## START RECORDS TO PROCESS

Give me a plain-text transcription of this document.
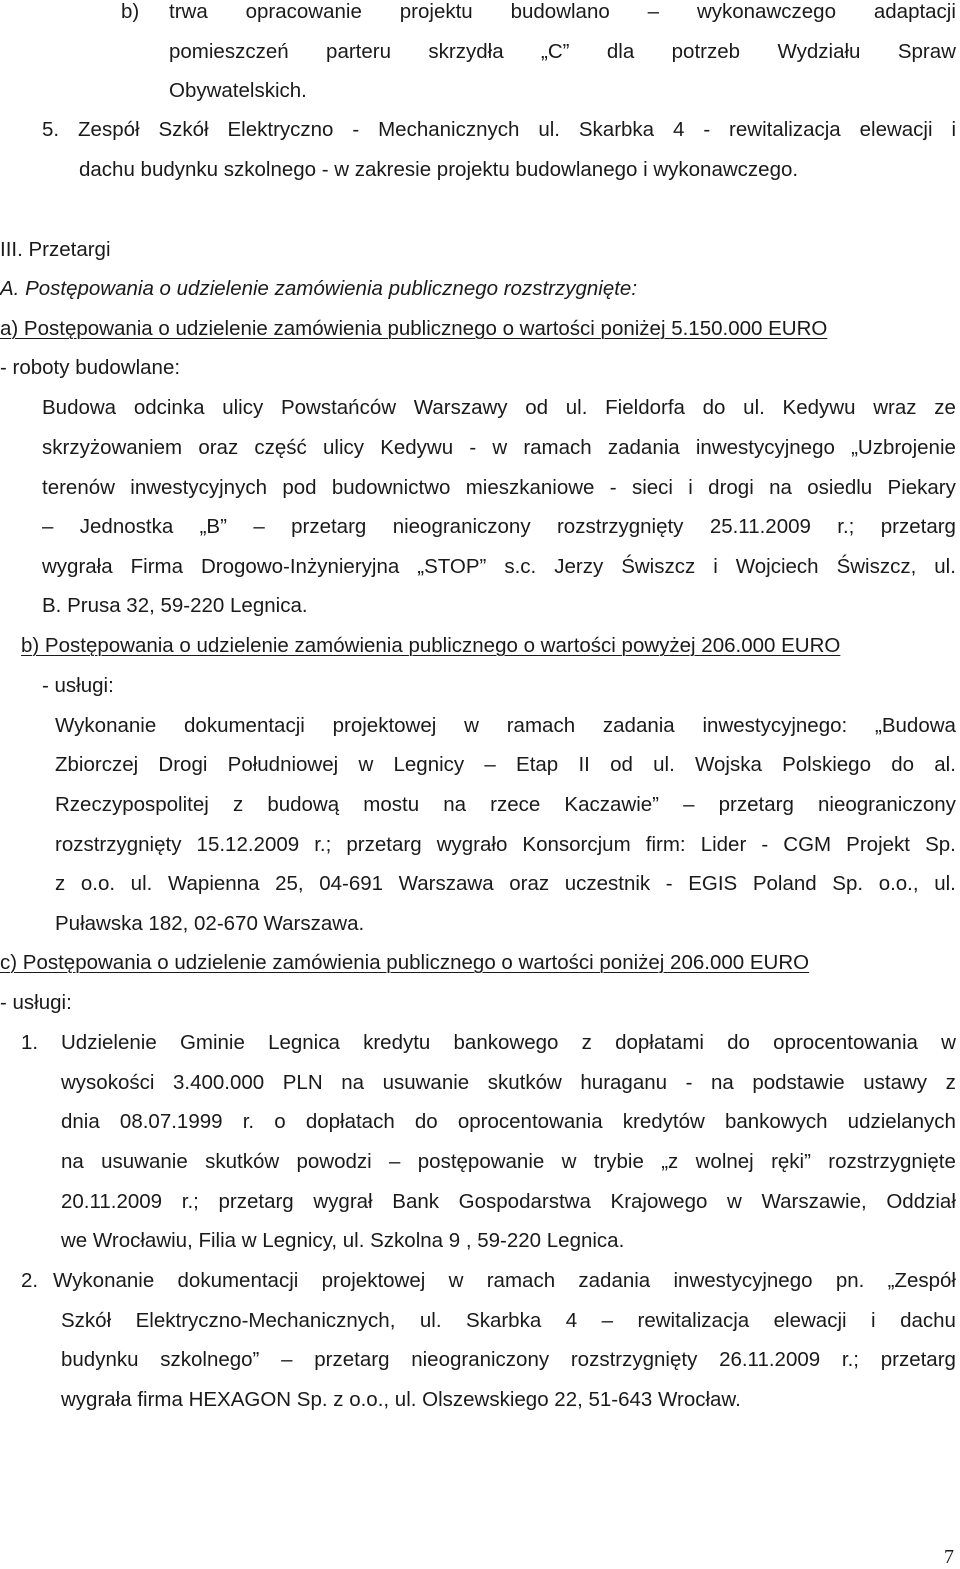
b) trwa opracowanie projektu budowlano – wykonawczego adaptacji
pomieszczeń parteru skrzydła „C” dla potrzeb Wydziału Spraw
Obywatelskich.
5. Zespół Szkół Elektryczno - Mechanicznych ul. Skarbka 4 - rewitalizacja elewacji i
dachu budynku szkolnego - w zakresie projektu budowlanego i wykonawczego.
III. Przetargi
A. Postępowania o udzielenie zamówienia publicznego rozstrzygnięte:
a) Postępowania o udzielenie zamówienia publicznego o wartości poniżej 5.150.000 EURO
- roboty budowlane:
Budowa odcinka ulicy Powstańców Warszawy od ul. Fieldorfa do ul. Kedywu wraz ze
skrzyżowaniem oraz część ulicy Kedywu - w ramach zadania inwestycyjnego „Uzbrojenie
terenów inwestycyjnych pod budownictwo mieszkaniowe - sieci i drogi na osiedlu Piekary
– Jednostka „B” – przetarg nieograniczony rozstrzygnięty 25.11.2009 r.; przetarg
wygrała Firma Drogowo-Inżynieryjna „STOP” s.c. Jerzy Świszcz i Wojciech Świszcz, ul.
B. Prusa 32, 59-220 Legnica.
b) Postępowania o udzielenie zamówienia publicznego o wartości powyżej 206.000 EURO
- usługi:
Wykonanie dokumentacji projektowej w ramach zadania inwestycyjnego: „Budowa
Zbiorczej Drogi Południowej w Legnicy – Etap II od ul. Wojska Polskiego do al.
Rzeczypospolitej z budową mostu na rzece Kaczawie” – przetarg nieograniczony
rozstrzygnięty 15.12.2009 r.; przetarg wygrało Konsorcjum firm: Lider - CGM Projekt Sp.
z o.o. ul. Wapienna 25, 04-691 Warszawa oraz uczestnik - EGIS Poland Sp. o.o., ul.
Puławska 182, 02-670 Warszawa.
c) Postępowania o udzielenie zamówienia publicznego o wartości poniżej 206.000 EURO
- usługi:
1. Udzielenie Gminie Legnica kredytu bankowego z dopłatami do oprocentowania w
wysokości 3.400.000 PLN na usuwanie skutków huraganu - na podstawie ustawy z
dnia 08.07.1999 r. o dopłatach do oprocentowania kredytów bankowych udzielanych
na usuwanie skutków powodzi – postępowanie w trybie „z wolnej ręki” rozstrzygnięte
20.11.2009 r.; przetarg wygrał Bank Gospodarstwa Krajowego w Warszawie, Oddział
we Wrocławiu, Filia w Legnicy, ul. Szkolna 9 , 59-220 Legnica.
2. Wykonanie dokumentacji projektowej w ramach zadania inwestycyjnego pn. „Zespół
Szkół Elektryczno-Mechanicznych, ul. Skarbka 4 – rewitalizacja elewacji i dachu
budynku szkolnego” – przetarg nieograniczony rozstrzygnięty 26.11.2009 r.; przetarg
wygrała firma HEXAGON Sp. z o.o., ul. Olszewskiego 22, 51-643 Wrocław.
7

## END RECORDS TO PROCESS

DIRECTIONS FOR THIS TASK:
Exact duplication of all the records is required; pictures are omitted from the copy.

RESULT:
Give me a plain-text transcription of this document.
b) trwa opracowanie projektu budowlano – wykonawczego adaptacji
pomieszczeń parteru skrzydła „C” dla potrzeb Wydziału Spraw
Obywatelskich.
5. Zespół Szkół Elektryczno - Mechanicznych ul. Skarbka 4 - rewitalizacja elewacji i
dachu budynku szkolnego - w zakresie projektu budowlanego i wykonawczego.
III. Przetargi
A. Postępowania o udzielenie zamówienia publicznego rozstrzygnięte:
a) Postępowania o udzielenie zamówienia publicznego o wartości poniżej 5.150.000 EURO
- roboty budowlane:
Budowa odcinka ulicy Powstańców Warszawy od ul. Fieldorfa do ul. Kedywu wraz ze
skrzyżowaniem oraz część ulicy Kedywu - w ramach zadania inwestycyjnego „Uzbrojenie
terenów inwestycyjnych pod budownictwo mieszkaniowe - sieci i drogi na osiedlu Piekary
– Jednostka „B” – przetarg nieograniczony rozstrzygnięty 25.11.2009 r.; przetarg
wygrała Firma Drogowo-Inżynieryjna „STOP” s.c. Jerzy Świszcz i Wojciech Świszcz, ul.
B. Prusa 32, 59-220 Legnica.
b) Postępowania o udzielenie zamówienia publicznego o wartości powyżej 206.000 EURO
- usługi:
Wykonanie dokumentacji projektowej w ramach zadania inwestycyjnego: „Budowa
Zbiorczej Drogi Południowej w Legnicy – Etap II od ul. Wojska Polskiego do al.
Rzeczypospolitej z budową mostu na rzece Kaczawie” – przetarg nieograniczony
rozstrzygnięty 15.12.2009 r.; przetarg wygrało Konsorcjum firm: Lider - CGM Projekt Sp.
z o.o. ul. Wapienna 25, 04-691 Warszawa oraz uczestnik - EGIS Poland Sp. o.o., ul.
Puławska 182, 02-670 Warszawa.
c) Postępowania o udzielenie zamówienia publicznego o wartości poniżej 206.000 EURO
- usługi:
1. Udzielenie Gminie Legnica kredytu bankowego z dopłatami do oprocentowania w
wysokości 3.400.000 PLN na usuwanie skutków huraganu - na podstawie ustawy z
dnia 08.07.1999 r. o dopłatach do oprocentowania kredytów bankowych udzielanych
na usuwanie skutków powodzi – postępowanie w trybie „z wolnej ręki” rozstrzygnięte
20.11.2009 r.; przetarg wygrał Bank Gospodarstwa Krajowego w Warszawie, Oddział
we Wrocławiu, Filia w Legnicy, ul. Szkolna 9 , 59-220 Legnica.
2. Wykonanie dokumentacji projektowej w ramach zadania inwestycyjnego pn. „Zespół
Szkół Elektryczno-Mechanicznych, ul. Skarbka 4 – rewitalizacja elewacji i dachu
budynku szkolnego” – przetarg nieograniczony rozstrzygnięty 26.11.2009 r.; przetarg
wygrała firma HEXAGON Sp. z o.o., ul. Olszewskiego 22, 51-643 Wrocław.
7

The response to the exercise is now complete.